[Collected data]
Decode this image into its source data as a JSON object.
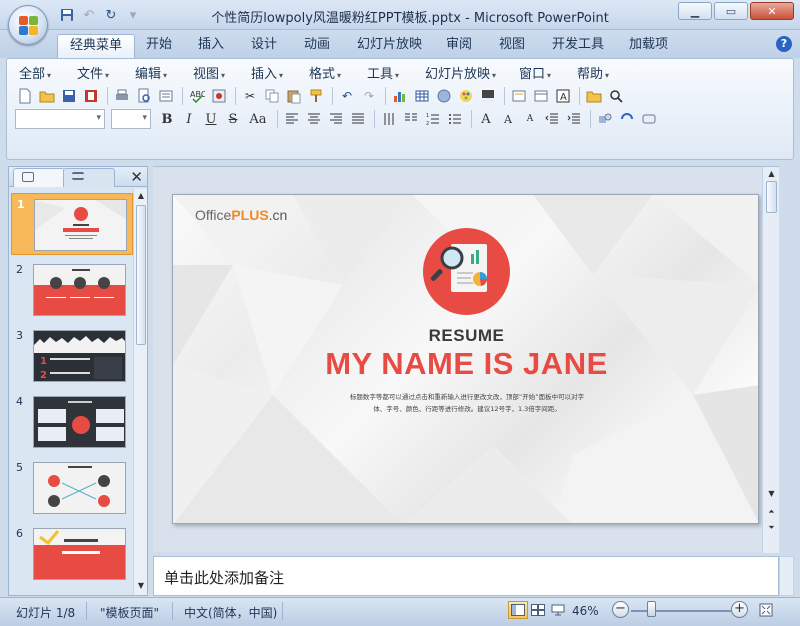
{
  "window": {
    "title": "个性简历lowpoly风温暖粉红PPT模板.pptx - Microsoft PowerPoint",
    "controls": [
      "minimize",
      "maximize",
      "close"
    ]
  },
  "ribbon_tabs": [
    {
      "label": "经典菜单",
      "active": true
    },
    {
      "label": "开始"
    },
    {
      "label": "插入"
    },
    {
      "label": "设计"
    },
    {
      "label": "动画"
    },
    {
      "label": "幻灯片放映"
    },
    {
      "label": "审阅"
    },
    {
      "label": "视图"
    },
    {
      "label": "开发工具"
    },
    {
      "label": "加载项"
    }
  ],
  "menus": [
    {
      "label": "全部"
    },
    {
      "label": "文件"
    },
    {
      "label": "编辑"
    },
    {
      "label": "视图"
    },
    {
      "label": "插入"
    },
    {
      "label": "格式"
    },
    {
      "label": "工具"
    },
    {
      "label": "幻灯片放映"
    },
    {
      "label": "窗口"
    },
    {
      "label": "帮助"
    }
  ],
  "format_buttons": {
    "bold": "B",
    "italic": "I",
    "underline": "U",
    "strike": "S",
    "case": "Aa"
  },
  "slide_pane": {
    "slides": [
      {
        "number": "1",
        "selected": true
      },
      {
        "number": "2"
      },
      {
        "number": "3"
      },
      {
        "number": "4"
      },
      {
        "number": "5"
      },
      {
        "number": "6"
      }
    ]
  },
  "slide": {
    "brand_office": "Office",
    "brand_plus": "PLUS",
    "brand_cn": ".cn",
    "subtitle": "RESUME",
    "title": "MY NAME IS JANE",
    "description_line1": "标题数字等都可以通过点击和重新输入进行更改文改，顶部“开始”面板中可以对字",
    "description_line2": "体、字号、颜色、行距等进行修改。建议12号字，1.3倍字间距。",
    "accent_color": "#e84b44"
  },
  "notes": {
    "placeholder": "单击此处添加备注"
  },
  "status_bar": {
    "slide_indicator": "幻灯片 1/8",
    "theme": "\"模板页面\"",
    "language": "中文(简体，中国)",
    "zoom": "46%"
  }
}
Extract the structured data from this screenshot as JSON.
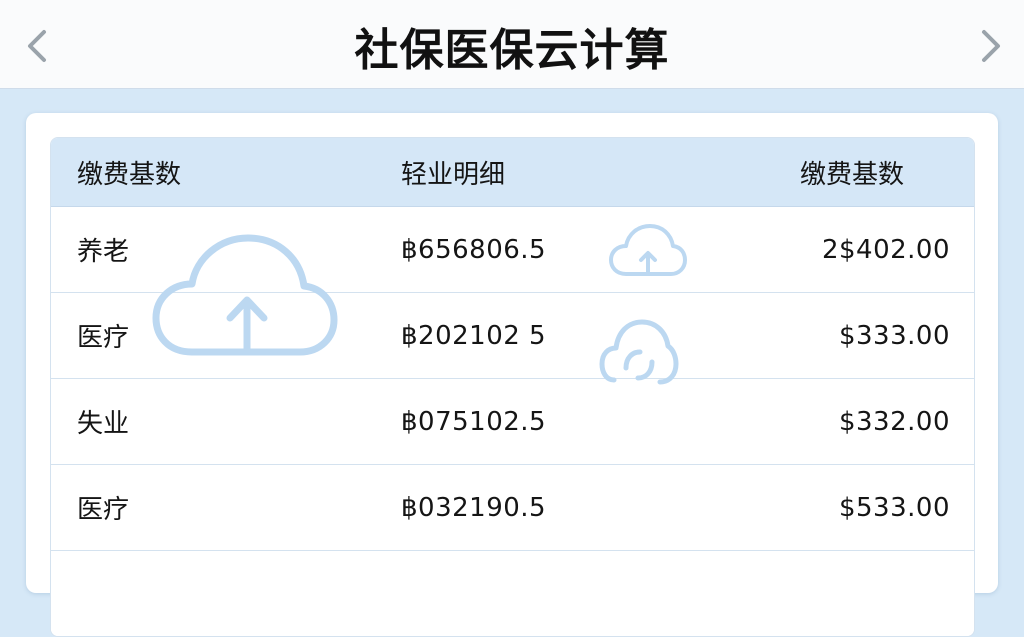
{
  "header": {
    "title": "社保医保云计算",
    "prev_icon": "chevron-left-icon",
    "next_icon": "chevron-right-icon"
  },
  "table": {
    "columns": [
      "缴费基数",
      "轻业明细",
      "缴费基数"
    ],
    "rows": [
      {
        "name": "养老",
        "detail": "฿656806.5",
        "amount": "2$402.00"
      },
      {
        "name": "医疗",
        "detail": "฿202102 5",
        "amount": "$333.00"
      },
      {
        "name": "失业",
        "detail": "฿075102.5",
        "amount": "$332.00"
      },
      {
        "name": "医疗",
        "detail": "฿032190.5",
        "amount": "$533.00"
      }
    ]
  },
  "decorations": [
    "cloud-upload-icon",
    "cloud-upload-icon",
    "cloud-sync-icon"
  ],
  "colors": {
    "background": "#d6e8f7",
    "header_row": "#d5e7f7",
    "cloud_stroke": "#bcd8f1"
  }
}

Written request: Say how many lines include the word "chevron"; reply with the number alone.

Solution to this task: 2